━━━ RECORD EXCERPTS
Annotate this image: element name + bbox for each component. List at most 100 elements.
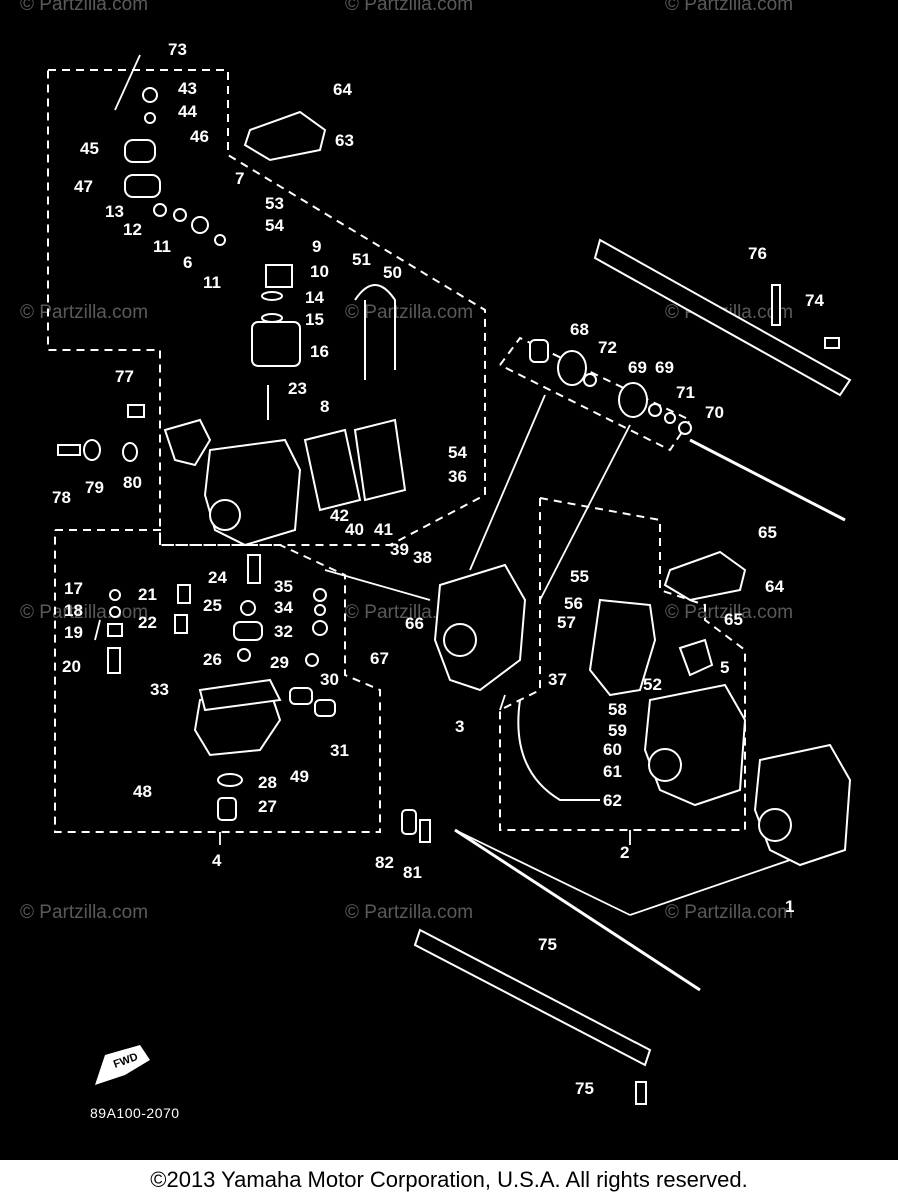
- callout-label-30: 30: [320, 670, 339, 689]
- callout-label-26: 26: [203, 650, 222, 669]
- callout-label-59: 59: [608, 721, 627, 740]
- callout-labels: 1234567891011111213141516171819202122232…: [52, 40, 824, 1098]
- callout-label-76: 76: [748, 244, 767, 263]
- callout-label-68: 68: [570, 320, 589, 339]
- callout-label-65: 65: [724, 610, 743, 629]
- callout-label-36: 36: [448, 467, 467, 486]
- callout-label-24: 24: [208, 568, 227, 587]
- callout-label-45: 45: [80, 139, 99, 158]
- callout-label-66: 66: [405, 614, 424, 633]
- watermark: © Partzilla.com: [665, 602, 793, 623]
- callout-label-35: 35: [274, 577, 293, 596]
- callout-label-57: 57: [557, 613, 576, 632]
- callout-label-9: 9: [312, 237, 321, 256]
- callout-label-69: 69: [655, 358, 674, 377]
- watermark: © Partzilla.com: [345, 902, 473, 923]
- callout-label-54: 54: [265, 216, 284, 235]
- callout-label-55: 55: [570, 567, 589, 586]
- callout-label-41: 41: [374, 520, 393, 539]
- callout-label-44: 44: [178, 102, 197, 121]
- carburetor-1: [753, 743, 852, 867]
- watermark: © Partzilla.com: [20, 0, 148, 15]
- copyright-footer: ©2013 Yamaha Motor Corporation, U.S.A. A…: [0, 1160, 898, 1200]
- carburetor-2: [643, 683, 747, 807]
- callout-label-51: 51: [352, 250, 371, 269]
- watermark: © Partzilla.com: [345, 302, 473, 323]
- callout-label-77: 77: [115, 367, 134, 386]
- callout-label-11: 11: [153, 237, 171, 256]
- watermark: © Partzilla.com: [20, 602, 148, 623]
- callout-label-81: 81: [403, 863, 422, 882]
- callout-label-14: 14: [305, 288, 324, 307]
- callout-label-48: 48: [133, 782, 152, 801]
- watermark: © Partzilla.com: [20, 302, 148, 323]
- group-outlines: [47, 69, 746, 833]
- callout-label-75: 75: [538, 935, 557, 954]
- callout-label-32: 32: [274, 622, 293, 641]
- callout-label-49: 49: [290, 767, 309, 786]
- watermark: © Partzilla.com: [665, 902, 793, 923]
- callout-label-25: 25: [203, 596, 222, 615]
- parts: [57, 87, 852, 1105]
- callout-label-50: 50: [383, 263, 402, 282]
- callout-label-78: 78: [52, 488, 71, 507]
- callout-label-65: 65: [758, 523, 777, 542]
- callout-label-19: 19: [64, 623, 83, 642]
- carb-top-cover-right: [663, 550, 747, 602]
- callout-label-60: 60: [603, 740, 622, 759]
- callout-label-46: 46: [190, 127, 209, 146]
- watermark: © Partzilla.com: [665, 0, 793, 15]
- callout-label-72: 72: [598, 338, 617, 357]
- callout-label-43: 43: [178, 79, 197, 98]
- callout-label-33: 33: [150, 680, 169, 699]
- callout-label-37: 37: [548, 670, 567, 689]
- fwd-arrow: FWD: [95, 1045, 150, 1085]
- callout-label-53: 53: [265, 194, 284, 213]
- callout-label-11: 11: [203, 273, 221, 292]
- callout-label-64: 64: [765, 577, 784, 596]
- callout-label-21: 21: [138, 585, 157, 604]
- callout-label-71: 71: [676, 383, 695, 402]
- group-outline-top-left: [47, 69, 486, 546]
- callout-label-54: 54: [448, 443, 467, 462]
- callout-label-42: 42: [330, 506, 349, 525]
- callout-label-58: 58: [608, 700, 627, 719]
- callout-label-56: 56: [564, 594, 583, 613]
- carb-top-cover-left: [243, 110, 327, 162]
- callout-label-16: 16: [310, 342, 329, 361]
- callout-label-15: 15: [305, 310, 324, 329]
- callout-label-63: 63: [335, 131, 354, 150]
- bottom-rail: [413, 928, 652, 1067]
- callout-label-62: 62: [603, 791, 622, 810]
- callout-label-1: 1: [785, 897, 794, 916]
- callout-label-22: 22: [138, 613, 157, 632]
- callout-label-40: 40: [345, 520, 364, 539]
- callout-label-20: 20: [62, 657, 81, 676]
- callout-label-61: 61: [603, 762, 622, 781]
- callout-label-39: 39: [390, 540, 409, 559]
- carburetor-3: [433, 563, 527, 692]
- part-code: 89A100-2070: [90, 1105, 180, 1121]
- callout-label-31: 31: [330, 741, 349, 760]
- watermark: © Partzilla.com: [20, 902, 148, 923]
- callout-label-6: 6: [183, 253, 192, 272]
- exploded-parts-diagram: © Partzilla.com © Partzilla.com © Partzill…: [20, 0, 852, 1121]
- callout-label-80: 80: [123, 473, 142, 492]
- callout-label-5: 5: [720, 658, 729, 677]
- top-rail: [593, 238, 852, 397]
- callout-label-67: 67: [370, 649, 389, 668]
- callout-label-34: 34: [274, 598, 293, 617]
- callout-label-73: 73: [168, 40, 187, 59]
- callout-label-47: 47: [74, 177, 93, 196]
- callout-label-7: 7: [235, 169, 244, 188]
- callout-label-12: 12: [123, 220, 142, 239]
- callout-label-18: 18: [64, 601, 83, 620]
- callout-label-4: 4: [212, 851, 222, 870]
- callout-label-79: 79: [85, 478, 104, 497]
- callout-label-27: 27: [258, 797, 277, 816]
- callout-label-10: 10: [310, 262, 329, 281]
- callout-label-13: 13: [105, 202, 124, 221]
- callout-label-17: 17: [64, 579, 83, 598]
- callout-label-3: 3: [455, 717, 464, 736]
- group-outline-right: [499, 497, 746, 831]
━━━━━━
▶ REQUIRED WORK
Copy all of the records above word for word, leaving out the pictures.

▶ CORRECT RESPONSE
Annotate this image: element name + bbox for each component. List at most 100 elements.
- callout-label-30: 30: [320, 670, 339, 689]
- callout-label-26: 26: [203, 650, 222, 669]
- callout-label-59: 59: [608, 721, 627, 740]
- callout-labels: 1234567891011111213141516171819202122232…: [52, 40, 824, 1098]
- callout-label-76: 76: [748, 244, 767, 263]
- callout-label-68: 68: [570, 320, 589, 339]
- callout-label-65: 65: [724, 610, 743, 629]
- callout-label-36: 36: [448, 467, 467, 486]
- callout-label-24: 24: [208, 568, 227, 587]
- callout-label-45: 45: [80, 139, 99, 158]
- callout-label-66: 66: [405, 614, 424, 633]
- watermark: © Partzilla.com: [665, 602, 793, 623]
- callout-label-35: 35: [274, 577, 293, 596]
- callout-label-57: 57: [557, 613, 576, 632]
- callout-label-9: 9: [312, 237, 321, 256]
- callout-label-69: 69: [655, 358, 674, 377]
- watermark: © Partzilla.com: [345, 902, 473, 923]
- callout-label-54: 54: [265, 216, 284, 235]
- callout-label-55: 55: [570, 567, 589, 586]
- callout-label-41: 41: [374, 520, 393, 539]
- callout-label-44: 44: [178, 102, 197, 121]
- carburetor-1: [753, 743, 852, 867]
- watermark: © Partzilla.com: [20, 0, 148, 15]
- copyright-footer: ©2013 Yamaha Motor Corporation, U.S.A. A…: [0, 1160, 898, 1200]
- carburetor-2: [643, 683, 747, 807]
- callout-label-51: 51: [352, 250, 371, 269]
- watermark: © Partzilla.com: [345, 302, 473, 323]
- callout-label-77: 77: [115, 367, 134, 386]
- callout-label-11: 11: [153, 237, 171, 256]
- watermark: © Partzilla.com: [20, 602, 148, 623]
- callout-label-81: 81: [403, 863, 422, 882]
- callout-label-14: 14: [305, 288, 324, 307]
- callout-label-48: 48: [133, 782, 152, 801]
- watermark: © Partzilla.com: [20, 302, 148, 323]
- group-outlines: [47, 69, 746, 833]
- callout-label-75: 75: [538, 935, 557, 954]
- callout-label-32: 32: [274, 622, 293, 641]
- callout-label-49: 49: [290, 767, 309, 786]
- watermark: © Partzilla.com: [665, 902, 793, 923]
- callout-label-25: 25: [203, 596, 222, 615]
- parts: [57, 87, 852, 1105]
- callout-label-50: 50: [383, 263, 402, 282]
- callout-label-78: 78: [52, 488, 71, 507]
- callout-label-65: 65: [758, 523, 777, 542]
- callout-label-19: 19: [64, 623, 83, 642]
- carb-top-cover-right: [663, 550, 747, 602]
- callout-label-60: 60: [603, 740, 622, 759]
- callout-label-46: 46: [190, 127, 209, 146]
- watermark: © Partzilla.com: [665, 0, 793, 15]
- callout-label-72: 72: [598, 338, 617, 357]
- callout-label-43: 43: [178, 79, 197, 98]
- callout-label-33: 33: [150, 680, 169, 699]
- callout-label-37: 37: [548, 670, 567, 689]
- fwd-arrow: FWD: [95, 1045, 150, 1085]
- callout-label-53: 53: [265, 194, 284, 213]
- callout-label-11: 11: [203, 273, 221, 292]
- callout-label-64: 64: [765, 577, 784, 596]
- callout-label-21: 21: [138, 585, 157, 604]
- callout-label-71: 71: [676, 383, 695, 402]
- group-outline-top-left: [47, 69, 486, 546]
- callout-label-54: 54: [448, 443, 467, 462]
- callout-label-42: 42: [330, 506, 349, 525]
- callout-label-58: 58: [608, 700, 627, 719]
- callout-label-56: 56: [564, 594, 583, 613]
- carb-top-cover-left: [243, 110, 327, 162]
- callout-label-16: 16: [310, 342, 329, 361]
- callout-label-15: 15: [305, 310, 324, 329]
- callout-label-63: 63: [335, 131, 354, 150]
- bottom-rail: [413, 928, 652, 1067]
- callout-label-62: 62: [603, 791, 622, 810]
- callout-label-1: 1: [785, 897, 794, 916]
- callout-label-22: 22: [138, 613, 157, 632]
- callout-label-40: 40: [345, 520, 364, 539]
- callout-label-20: 20: [62, 657, 81, 676]
- callout-label-61: 61: [603, 762, 622, 781]
- callout-label-39: 39: [390, 540, 409, 559]
- carburetor-3: [433, 563, 527, 692]
- part-code: 89A100-2070: [90, 1105, 180, 1121]
- callout-label-31: 31: [330, 741, 349, 760]
- watermark: © Partzilla.com: [20, 902, 148, 923]
- callout-label-6: 6: [183, 253, 192, 272]
- exploded-parts-diagram: © Partzilla.com © Partzilla.com © Partzill…: [20, 0, 852, 1121]
- callout-label-80: 80: [123, 473, 142, 492]
- callout-label-5: 5: [720, 658, 729, 677]
- top-rail: [593, 238, 852, 397]
- callout-label-67: 67: [370, 649, 389, 668]
- callout-label-34: 34: [274, 598, 293, 617]
- callout-label-73: 73: [168, 40, 187, 59]
- callout-label-47: 47: [74, 177, 93, 196]
- callout-label-7: 7: [235, 169, 244, 188]
- callout-label-12: 12: [123, 220, 142, 239]
- callout-label-18: 18: [64, 601, 83, 620]
- callout-label-4: 4: [212, 851, 222, 870]
- callout-label-79: 79: [85, 478, 104, 497]
- callout-label-27: 27: [258, 797, 277, 816]
- callout-label-10: 10: [310, 262, 329, 281]
- callout-label-13: 13: [105, 202, 124, 221]
- callout-label-17: 17: [64, 579, 83, 598]
- callout-label-3: 3: [455, 717, 464, 736]
- group-outline-right: [499, 497, 746, 831]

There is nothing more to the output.